## The problem
Extract the lines of material starting at the beginning and ending at the line that contains "character-portrait[interactable] [1330,275,1604,547]", keeping each one exactly as it appears.

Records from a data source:
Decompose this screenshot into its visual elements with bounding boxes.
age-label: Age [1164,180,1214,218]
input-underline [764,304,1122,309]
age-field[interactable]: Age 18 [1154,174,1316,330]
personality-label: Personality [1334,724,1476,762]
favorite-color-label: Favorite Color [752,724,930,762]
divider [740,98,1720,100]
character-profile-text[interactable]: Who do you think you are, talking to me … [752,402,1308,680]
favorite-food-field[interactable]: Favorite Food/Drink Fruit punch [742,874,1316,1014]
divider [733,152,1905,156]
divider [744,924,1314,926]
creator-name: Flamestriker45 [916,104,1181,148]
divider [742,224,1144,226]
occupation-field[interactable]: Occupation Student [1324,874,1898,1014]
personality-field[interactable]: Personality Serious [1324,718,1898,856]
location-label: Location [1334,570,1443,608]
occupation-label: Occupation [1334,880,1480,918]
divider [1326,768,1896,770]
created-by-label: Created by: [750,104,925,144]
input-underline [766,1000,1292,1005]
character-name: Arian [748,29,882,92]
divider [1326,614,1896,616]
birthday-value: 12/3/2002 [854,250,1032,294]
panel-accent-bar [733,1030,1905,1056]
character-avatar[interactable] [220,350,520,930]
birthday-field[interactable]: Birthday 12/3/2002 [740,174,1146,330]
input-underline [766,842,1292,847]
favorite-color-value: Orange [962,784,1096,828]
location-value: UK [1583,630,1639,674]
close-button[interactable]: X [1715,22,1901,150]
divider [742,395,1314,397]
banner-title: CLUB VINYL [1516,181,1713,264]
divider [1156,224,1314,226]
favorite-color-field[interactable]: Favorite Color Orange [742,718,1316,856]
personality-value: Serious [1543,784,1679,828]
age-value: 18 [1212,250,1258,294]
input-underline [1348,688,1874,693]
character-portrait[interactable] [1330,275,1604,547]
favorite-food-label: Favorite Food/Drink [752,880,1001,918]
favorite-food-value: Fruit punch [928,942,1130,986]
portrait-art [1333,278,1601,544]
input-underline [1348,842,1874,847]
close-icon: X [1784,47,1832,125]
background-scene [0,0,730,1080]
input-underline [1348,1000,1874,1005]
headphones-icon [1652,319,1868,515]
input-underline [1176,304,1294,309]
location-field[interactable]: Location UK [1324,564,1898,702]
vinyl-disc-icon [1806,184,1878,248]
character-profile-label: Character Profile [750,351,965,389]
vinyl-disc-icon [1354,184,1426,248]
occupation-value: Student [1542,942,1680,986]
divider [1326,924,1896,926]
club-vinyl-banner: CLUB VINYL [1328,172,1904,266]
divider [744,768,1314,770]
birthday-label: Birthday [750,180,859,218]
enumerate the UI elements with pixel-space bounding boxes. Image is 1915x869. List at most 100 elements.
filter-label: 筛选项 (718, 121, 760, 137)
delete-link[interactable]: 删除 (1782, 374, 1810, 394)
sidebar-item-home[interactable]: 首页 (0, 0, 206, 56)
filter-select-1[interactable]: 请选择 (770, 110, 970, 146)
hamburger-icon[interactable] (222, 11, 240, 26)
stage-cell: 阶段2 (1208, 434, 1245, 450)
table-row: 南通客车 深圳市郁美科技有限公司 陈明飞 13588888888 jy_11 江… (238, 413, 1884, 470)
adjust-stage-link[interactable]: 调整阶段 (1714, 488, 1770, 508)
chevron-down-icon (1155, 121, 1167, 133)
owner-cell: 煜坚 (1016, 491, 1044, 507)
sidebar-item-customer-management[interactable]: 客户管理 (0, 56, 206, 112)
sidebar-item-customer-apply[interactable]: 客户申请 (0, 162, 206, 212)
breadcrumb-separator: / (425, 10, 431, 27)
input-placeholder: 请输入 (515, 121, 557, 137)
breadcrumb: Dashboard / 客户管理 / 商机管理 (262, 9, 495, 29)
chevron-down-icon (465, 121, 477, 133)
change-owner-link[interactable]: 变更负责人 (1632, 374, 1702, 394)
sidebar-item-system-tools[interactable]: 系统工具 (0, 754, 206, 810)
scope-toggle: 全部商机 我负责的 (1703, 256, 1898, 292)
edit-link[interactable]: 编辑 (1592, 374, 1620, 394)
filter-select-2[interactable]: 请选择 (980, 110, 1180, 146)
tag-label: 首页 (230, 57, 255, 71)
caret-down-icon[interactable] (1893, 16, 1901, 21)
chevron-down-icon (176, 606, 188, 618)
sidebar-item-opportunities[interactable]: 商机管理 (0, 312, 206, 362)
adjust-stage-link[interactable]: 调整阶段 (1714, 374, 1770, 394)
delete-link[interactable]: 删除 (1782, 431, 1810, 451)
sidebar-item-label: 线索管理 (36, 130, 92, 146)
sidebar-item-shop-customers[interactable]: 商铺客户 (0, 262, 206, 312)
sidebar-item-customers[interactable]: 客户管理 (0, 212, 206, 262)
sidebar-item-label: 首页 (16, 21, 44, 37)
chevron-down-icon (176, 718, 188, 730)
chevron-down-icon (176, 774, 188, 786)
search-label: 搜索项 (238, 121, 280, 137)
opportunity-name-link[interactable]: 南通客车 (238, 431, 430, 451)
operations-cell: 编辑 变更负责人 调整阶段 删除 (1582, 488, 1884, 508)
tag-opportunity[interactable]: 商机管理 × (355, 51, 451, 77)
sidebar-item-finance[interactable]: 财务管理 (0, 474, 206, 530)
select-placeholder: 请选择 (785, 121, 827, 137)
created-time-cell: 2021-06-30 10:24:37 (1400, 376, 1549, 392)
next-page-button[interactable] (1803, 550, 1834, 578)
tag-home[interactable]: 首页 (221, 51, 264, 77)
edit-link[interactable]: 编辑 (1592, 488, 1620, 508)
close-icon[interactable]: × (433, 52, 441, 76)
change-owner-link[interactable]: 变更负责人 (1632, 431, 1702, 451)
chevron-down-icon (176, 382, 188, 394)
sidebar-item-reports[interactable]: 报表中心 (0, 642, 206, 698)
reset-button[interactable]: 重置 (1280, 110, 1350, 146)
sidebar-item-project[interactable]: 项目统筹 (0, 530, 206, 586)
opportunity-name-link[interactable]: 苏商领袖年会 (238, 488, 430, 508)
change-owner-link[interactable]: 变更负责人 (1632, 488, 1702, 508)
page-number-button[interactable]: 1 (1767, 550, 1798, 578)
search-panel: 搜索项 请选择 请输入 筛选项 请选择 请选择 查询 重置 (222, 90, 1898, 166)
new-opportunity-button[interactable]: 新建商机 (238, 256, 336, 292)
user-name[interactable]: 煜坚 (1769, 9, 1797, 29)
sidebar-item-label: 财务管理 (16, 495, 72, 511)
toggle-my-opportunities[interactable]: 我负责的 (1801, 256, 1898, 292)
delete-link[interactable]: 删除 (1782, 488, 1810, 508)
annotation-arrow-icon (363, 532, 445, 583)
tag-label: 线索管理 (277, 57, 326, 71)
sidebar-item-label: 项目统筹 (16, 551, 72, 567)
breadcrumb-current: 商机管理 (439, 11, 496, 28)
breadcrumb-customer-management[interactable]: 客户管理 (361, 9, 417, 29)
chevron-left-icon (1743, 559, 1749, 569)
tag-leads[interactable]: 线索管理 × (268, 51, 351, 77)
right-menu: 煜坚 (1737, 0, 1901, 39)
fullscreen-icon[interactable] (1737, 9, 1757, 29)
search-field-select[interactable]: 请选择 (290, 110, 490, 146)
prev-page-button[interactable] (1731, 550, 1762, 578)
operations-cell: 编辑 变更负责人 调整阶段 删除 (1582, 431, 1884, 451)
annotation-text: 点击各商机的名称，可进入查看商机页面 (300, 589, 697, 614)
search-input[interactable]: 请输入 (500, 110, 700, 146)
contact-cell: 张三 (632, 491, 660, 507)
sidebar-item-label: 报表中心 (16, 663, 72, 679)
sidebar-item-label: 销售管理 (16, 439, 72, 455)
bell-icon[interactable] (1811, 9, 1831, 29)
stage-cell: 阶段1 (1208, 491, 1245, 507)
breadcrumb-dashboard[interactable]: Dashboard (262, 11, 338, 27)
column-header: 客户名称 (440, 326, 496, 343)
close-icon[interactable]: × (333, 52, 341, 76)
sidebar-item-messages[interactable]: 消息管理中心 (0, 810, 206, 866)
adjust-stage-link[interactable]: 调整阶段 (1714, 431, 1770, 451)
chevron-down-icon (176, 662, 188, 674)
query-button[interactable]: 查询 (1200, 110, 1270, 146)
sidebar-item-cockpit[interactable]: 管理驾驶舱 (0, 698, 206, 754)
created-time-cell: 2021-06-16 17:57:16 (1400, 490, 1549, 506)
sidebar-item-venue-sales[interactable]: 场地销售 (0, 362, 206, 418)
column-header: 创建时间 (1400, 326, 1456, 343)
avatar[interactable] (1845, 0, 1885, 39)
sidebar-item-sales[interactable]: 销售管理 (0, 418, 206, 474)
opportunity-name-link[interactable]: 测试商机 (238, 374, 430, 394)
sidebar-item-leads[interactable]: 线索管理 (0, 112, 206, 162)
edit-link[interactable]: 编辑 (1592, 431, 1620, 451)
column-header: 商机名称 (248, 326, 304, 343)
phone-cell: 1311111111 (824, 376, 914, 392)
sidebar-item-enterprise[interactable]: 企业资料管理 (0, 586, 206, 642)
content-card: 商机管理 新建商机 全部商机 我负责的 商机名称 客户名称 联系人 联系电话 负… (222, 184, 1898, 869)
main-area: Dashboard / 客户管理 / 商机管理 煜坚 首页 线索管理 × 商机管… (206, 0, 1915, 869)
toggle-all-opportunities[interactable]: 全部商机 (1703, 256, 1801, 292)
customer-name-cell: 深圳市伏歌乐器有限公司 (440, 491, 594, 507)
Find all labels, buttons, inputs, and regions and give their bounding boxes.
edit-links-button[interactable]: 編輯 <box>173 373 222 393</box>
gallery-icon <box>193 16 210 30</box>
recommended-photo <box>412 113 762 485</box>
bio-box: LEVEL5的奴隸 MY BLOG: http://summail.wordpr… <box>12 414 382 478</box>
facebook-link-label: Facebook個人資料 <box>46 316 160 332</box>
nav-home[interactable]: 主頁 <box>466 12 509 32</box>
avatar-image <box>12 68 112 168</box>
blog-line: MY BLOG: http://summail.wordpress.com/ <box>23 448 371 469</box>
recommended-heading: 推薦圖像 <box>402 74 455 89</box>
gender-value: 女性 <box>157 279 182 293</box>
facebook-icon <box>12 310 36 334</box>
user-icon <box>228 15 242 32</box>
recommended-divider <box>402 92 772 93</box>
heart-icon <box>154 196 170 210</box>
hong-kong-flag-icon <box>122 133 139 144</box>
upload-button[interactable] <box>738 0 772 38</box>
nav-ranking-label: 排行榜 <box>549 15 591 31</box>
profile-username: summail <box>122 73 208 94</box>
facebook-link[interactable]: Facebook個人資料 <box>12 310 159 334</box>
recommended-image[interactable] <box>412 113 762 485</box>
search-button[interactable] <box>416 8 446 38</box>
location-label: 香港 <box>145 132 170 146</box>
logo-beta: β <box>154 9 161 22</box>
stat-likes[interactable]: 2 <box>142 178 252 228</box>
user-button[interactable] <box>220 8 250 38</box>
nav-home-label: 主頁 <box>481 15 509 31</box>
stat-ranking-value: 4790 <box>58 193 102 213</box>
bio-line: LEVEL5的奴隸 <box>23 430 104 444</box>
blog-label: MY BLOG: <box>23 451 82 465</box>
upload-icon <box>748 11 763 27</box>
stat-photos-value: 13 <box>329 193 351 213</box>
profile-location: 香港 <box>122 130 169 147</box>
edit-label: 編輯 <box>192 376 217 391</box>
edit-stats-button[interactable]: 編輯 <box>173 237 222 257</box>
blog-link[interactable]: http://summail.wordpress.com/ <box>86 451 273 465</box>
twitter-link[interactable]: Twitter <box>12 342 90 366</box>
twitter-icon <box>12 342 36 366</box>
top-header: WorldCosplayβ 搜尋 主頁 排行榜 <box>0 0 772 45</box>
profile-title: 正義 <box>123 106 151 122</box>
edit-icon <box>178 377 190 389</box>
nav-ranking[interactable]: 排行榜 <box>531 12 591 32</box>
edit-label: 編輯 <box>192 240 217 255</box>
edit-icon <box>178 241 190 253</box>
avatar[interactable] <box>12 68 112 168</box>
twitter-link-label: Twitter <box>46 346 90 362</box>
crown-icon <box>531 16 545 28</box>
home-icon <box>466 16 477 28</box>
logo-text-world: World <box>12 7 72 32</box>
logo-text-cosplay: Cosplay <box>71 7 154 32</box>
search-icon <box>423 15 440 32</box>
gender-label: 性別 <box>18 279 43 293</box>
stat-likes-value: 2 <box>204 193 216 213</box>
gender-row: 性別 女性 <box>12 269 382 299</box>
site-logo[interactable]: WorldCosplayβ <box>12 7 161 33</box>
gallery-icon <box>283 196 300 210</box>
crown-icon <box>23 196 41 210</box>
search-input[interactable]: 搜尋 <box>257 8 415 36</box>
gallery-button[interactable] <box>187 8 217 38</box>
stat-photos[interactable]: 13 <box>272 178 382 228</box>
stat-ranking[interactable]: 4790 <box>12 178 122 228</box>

## Finished answer
Decompose this screenshot into its visual elements with bounding boxes.
age-label: Age [1164,180,1214,218]
input-underline [764,304,1122,309]
age-field[interactable]: Age 18 [1154,174,1316,330]
personality-label: Personality [1334,724,1476,762]
favorite-color-label: Favorite Color [752,724,930,762]
divider [740,98,1720,100]
character-profile-text[interactable]: Who do you think you are, talking to me … [752,402,1308,680]
favorite-food-field[interactable]: Favorite Food/Drink Fruit punch [742,874,1316,1014]
divider [733,152,1905,156]
divider [744,924,1314,926]
creator-name: Flamestriker45 [916,104,1181,148]
divider [742,224,1144,226]
occupation-field[interactable]: Occupation Student [1324,874,1898,1014]
personality-field[interactable]: Personality Serious [1324,718,1898,856]
location-label: Location [1334,570,1443,608]
occupation-label: Occupation [1334,880,1480,918]
divider [1326,768,1896,770]
created-by-label: Created by: [750,104,925,144]
input-underline [766,1000,1292,1005]
character-name: Arian [748,29,882,92]
divider [1326,614,1896,616]
birthday-value: 12/3/2002 [854,250,1032,294]
panel-accent-bar [733,1030,1905,1056]
character-avatar[interactable] [220,350,520,930]
birthday-field[interactable]: Birthday 12/3/2002 [740,174,1146,330]
input-underline [766,842,1292,847]
favorite-color-value: Orange [962,784,1096,828]
location-value: UK [1583,630,1639,674]
close-button[interactable]: X [1715,22,1901,150]
divider [742,395,1314,397]
banner-title: CLUB VINYL [1516,181,1713,264]
divider [1156,224,1314,226]
favorite-color-field[interactable]: Favorite Color Orange [742,718,1316,856]
personality-value: Serious [1543,784,1679,828]
age-value: 18 [1212,250,1258,294]
input-underline [1348,688,1874,693]
character-portrait[interactable] [1330,275,1604,547]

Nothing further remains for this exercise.